__PROBLEM REQUIREMENTS__
Return the records in full, exactly as given.

----------------

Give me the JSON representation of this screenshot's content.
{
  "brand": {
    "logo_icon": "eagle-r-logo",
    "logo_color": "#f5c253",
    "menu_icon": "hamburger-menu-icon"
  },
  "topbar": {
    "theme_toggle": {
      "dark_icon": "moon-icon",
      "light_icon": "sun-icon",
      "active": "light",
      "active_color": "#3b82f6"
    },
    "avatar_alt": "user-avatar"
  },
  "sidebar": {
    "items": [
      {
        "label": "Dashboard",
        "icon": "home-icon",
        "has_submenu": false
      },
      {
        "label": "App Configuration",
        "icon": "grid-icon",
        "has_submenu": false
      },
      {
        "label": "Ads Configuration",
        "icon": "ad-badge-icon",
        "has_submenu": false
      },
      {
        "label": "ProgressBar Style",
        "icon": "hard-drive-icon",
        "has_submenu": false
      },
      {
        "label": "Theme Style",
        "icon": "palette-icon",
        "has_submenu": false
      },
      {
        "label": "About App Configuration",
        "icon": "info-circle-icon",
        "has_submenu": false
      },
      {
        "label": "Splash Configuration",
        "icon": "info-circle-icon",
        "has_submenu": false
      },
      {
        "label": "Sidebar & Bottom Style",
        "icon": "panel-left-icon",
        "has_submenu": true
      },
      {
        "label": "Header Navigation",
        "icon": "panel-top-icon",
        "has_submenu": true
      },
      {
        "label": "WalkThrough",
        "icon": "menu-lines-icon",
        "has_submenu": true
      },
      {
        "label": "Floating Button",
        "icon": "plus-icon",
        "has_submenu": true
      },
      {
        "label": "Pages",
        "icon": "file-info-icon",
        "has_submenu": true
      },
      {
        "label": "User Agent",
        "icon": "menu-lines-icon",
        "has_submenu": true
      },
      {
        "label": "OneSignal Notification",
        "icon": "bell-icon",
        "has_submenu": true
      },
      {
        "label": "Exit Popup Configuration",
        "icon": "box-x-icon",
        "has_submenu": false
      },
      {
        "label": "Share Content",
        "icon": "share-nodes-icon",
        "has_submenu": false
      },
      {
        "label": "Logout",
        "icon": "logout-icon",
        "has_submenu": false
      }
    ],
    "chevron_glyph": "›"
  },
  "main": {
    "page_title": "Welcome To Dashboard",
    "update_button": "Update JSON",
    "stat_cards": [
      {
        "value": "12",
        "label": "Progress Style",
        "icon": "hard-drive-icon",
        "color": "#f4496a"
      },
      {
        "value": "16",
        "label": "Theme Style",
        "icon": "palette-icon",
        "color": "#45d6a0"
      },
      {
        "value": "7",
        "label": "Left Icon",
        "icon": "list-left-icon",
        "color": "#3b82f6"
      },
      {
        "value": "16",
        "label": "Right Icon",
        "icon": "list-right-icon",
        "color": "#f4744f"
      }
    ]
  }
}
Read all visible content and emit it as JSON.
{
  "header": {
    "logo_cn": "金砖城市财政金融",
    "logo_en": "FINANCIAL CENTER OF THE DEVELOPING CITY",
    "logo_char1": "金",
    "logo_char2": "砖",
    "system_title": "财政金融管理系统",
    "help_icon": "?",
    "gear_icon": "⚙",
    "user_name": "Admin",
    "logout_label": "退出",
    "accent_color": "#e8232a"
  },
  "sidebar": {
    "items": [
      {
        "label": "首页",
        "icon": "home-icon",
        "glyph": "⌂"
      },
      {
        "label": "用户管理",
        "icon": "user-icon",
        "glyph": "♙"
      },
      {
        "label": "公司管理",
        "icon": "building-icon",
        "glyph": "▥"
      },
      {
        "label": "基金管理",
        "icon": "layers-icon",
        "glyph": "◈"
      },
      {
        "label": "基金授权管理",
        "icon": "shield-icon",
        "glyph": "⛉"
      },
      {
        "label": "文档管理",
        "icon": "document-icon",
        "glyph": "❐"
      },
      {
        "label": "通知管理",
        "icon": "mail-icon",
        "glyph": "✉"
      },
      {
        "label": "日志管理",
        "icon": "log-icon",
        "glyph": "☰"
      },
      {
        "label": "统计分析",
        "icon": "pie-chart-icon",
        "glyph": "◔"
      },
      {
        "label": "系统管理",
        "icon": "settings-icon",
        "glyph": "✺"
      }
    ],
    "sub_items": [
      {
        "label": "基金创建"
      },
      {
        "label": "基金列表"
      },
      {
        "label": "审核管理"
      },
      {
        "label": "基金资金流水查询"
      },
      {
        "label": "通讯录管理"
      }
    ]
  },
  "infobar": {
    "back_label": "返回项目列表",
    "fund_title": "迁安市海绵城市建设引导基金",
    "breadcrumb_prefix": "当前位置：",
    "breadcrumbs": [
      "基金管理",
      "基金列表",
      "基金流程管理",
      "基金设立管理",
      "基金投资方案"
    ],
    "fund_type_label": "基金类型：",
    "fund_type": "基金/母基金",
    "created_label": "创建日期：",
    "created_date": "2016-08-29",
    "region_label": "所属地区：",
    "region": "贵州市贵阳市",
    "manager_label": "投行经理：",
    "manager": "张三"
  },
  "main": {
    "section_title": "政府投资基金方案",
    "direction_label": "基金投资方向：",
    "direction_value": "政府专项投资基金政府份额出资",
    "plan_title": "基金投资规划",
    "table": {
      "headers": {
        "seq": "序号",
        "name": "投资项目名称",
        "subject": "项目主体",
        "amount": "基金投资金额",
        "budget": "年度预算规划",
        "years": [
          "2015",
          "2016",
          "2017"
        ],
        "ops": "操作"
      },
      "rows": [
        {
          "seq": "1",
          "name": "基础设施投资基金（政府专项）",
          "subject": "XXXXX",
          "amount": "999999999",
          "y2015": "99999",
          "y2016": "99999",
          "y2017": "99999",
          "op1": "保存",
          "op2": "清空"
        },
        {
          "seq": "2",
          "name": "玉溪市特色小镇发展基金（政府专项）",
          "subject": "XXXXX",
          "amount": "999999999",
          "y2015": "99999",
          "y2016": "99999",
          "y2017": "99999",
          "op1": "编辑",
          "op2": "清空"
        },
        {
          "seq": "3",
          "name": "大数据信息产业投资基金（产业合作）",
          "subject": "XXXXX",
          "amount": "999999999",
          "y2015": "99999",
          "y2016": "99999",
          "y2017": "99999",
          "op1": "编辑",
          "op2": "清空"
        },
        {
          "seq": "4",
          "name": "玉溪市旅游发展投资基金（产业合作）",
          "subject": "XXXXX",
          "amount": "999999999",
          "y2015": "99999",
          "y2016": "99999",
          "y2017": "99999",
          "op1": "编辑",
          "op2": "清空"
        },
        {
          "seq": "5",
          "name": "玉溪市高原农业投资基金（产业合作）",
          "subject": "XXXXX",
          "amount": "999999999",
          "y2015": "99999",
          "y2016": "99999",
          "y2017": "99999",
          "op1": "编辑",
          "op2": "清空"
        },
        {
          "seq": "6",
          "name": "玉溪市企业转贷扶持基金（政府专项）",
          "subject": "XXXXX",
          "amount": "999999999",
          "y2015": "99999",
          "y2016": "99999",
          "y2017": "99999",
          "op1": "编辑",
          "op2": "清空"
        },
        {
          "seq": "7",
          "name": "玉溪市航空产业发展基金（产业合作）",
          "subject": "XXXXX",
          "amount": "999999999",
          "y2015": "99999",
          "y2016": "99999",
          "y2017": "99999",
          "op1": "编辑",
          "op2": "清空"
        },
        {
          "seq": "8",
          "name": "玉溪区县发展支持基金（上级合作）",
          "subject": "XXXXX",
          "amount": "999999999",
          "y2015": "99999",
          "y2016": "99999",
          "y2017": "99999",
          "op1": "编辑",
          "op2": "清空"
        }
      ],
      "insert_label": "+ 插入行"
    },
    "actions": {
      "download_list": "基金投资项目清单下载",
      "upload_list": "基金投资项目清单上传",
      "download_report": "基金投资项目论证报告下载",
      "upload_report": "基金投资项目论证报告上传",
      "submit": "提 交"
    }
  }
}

----------------

__WORKED ANSWER__
Give me the JSON representation of this screenshot's content.
{
  "brand": {
    "logo_icon": "eagle-r-logo",
    "logo_color": "#f5c253",
    "menu_icon": "hamburger-menu-icon"
  },
  "topbar": {
    "theme_toggle": {
      "dark_icon": "moon-icon",
      "light_icon": "sun-icon",
      "active": "light",
      "active_color": "#3b82f6"
    },
    "avatar_alt": "user-avatar"
  },
  "sidebar": {
    "items": [
      {
        "label": "Dashboard",
        "icon": "home-icon",
        "has_submenu": false
      },
      {
        "label": "App Configuration",
        "icon": "grid-icon",
        "has_submenu": false
      },
      {
        "label": "Ads Configuration",
        "icon": "ad-badge-icon",
        "has_submenu": false
      },
      {
        "label": "ProgressBar Style",
        "icon": "hard-drive-icon",
        "has_submenu": false
      },
      {
        "label": "Theme Style",
        "icon": "palette-icon",
        "has_submenu": false
      },
      {
        "label": "About App Configuration",
        "icon": "info-circle-icon",
        "has_submenu": false
      },
      {
        "label": "Splash Configuration",
        "icon": "info-circle-icon",
        "has_submenu": false
      },
      {
        "label": "Sidebar & Bottom Style",
        "icon": "panel-left-icon",
        "has_submenu": true
      },
      {
        "label": "Header Navigation",
        "icon": "panel-top-icon",
        "has_submenu": true
      },
      {
        "label": "WalkThrough",
        "icon": "menu-lines-icon",
        "has_submenu": true
      },
      {
        "label": "Floating Button",
        "icon": "plus-icon",
        "has_submenu": true
      },
      {
        "label": "Pages",
        "icon": "file-info-icon",
        "has_submenu": true
      },
      {
        "label": "User Agent",
        "icon": "menu-lines-icon",
        "has_submenu": true
      },
      {
        "label": "OneSignal Notification",
        "icon": "bell-icon",
        "has_submenu": true
      },
      {
        "label": "Exit Popup Configuration",
        "icon": "box-x-icon",
        "has_submenu": false
      },
      {
        "label": "Share Content",
        "icon": "share-nodes-icon",
        "has_submenu": false
      },
      {
        "label": "Logout",
        "icon": "logout-icon",
        "has_submenu": false
      }
    ],
    "chevron_glyph": "›"
  },
  "main": {
    "page_title": "Welcome To Dashboard",
    "update_button": "Update JSON",
    "stat_cards": [
      {
        "value": "12",
        "label": "Progress Style",
        "icon": "hard-drive-icon",
        "color": "#f4496a"
      },
      {
        "value": "16",
        "label": "Theme Style",
        "icon": "palette-icon",
        "color": "#45d6a0"
      },
      {
        "value": "7",
        "label": "Left Icon",
        "icon": "list-left-icon",
        "color": "#3b82f6"
      },
      {
        "value": "16",
        "label": "Right Icon",
        "icon": "list-right-icon",
        "color": "#f4744f"
      }
    ]
  }
}
Read all visible content and emit it as JSON.
{
  "header": {
    "logo_cn": "金砖城市财政金融",
    "logo_en": "FINANCIAL CENTER OF THE DEVELOPING CITY",
    "logo_char1": "金",
    "logo_char2": "砖",
    "system_title": "财政金融管理系统",
    "help_icon": "?",
    "gear_icon": "⚙",
    "user_name": "Admin",
    "logout_label": "退出",
    "accent_color": "#e8232a"
  },
  "sidebar": {
    "items": [
      {
        "label": "首页",
        "icon": "home-icon",
        "glyph": "⌂"
      },
      {
        "label": "用户管理",
        "icon": "user-icon",
        "glyph": "♙"
      },
      {
        "label": "公司管理",
        "icon": "building-icon",
        "glyph": "▥"
      },
      {
        "label": "基金管理",
        "icon": "layers-icon",
        "glyph": "◈"
      },
      {
        "label": "基金授权管理",
        "icon": "shield-icon",
        "glyph": "⛉"
      },
      {
        "label": "文档管理",
        "icon": "document-icon",
        "glyph": "❐"
      },
      {
        "label": "通知管理",
        "icon": "mail-icon",
        "glyph": "✉"
      },
      {
        "label": "日志管理",
        "icon": "log-icon",
        "glyph": "☰"
      },
      {
        "label": "统计分析",
        "icon": "pie-chart-icon",
        "glyph": "◔"
      },
      {
        "label": "系统管理",
        "icon": "settings-icon",
        "glyph": "✺"
      }
    ],
    "sub_items": [
      {
        "label": "基金创建"
      },
      {
        "label": "基金列表"
      },
      {
        "label": "审核管理"
      },
      {
        "label": "基金资金流水查询"
      },
      {
        "label": "通讯录管理"
      }
    ]
  },
  "infobar": {
    "back_label": "返回项目列表",
    "fund_title": "迁安市海绵城市建设引导基金",
    "breadcrumb_prefix": "当前位置：",
    "breadcrumbs": [
      "基金管理",
      "基金列表",
      "基金流程管理",
      "基金设立管理",
      "基金投资方案"
    ],
    "fund_type_label": "基金类型：",
    "fund_type": "基金/母基金",
    "created_label": "创建日期：",
    "created_date": "2016-08-29",
    "region_label": "所属地区：",
    "region": "贵州市贵阳市",
    "manager_label": "投行经理：",
    "manager": "张三"
  },
  "main": {
    "section_title": "政府投资基金方案",
    "direction_label": "基金投资方向：",
    "direction_value": "政府专项投资基金政府份额出资",
    "plan_title": "基金投资规划",
    "table": {
      "headers": {
        "seq": "序号",
        "name": "投资项目名称",
        "subject": "项目主体",
        "amount": "基金投资金额",
        "budget": "年度预算规划",
        "years": [
          "2015",
          "2016",
          "2017"
        ],
        "ops": "操作"
      },
      "rows": [
        {
          "seq": "1",
          "name": "基础设施投资基金（政府专项）",
          "subject": "XXXXX",
          "amount": "999999999",
          "y2015": "99999",
          "y2016": "99999",
          "y2017": "99999",
          "op1": "保存",
          "op2": "清空"
        },
        {
          "seq": "2",
          "name": "玉溪市特色小镇发展基金（政府专项）",
          "subject": "XXXXX",
          "amount": "999999999",
          "y2015": "99999",
          "y2016": "99999",
          "y2017": "99999",
          "op1": "编辑",
          "op2": "清空"
        },
        {
          "seq": "3",
          "name": "大数据信息产业投资基金（产业合作）",
          "subject": "XXXXX",
          "amount": "999999999",
          "y2015": "99999",
          "y2016": "99999",
          "y2017": "99999",
          "op1": "编辑",
          "op2": "清空"
        },
        {
          "seq": "4",
          "name": "玉溪市旅游发展投资基金（产业合作）",
          "subject": "XXXXX",
          "amount": "999999999",
          "y2015": "99999",
          "y2016": "99999",
          "y2017": "99999",
          "op1": "编辑",
          "op2": "清空"
        },
        {
          "seq": "5",
          "name": "玉溪市高原农业投资基金（产业合作）",
          "subject": "XXXXX",
          "amount": "999999999",
          "y2015": "99999",
          "y2016": "99999",
          "y2017": "99999",
          "op1": "编辑",
          "op2": "清空"
        },
        {
          "seq": "6",
          "name": "玉溪市企业转贷扶持基金（政府专项）",
          "subject": "XXXXX",
          "amount": "999999999",
          "y2015": "99999",
          "y2016": "99999",
          "y2017": "99999",
          "op1": "编辑",
          "op2": "清空"
        },
        {
          "seq": "7",
          "name": "玉溪市航空产业发展基金（产业合作）",
          "subject": "XXXXX",
          "amount": "999999999",
          "y2015": "99999",
          "y2016": "99999",
          "y2017": "99999",
          "op1": "编辑",
          "op2": "清空"
        },
        {
          "seq": "8",
          "name": "玉溪区县发展支持基金（上级合作）",
          "subject": "XXXXX",
          "amount": "999999999",
          "y2015": "99999",
          "y2016": "99999",
          "y2017": "99999",
          "op1": "编辑",
          "op2": "清空"
        }
      ],
      "insert_label": "+ 插入行"
    },
    "actions": {
      "download_list": "基金投资项目清单下载",
      "upload_list": "基金投资项目清单上传",
      "download_report": "基金投资项目论证报告下载",
      "upload_report": "基金投资项目论证报告上传",
      "submit": "提 交"
    }
  }
}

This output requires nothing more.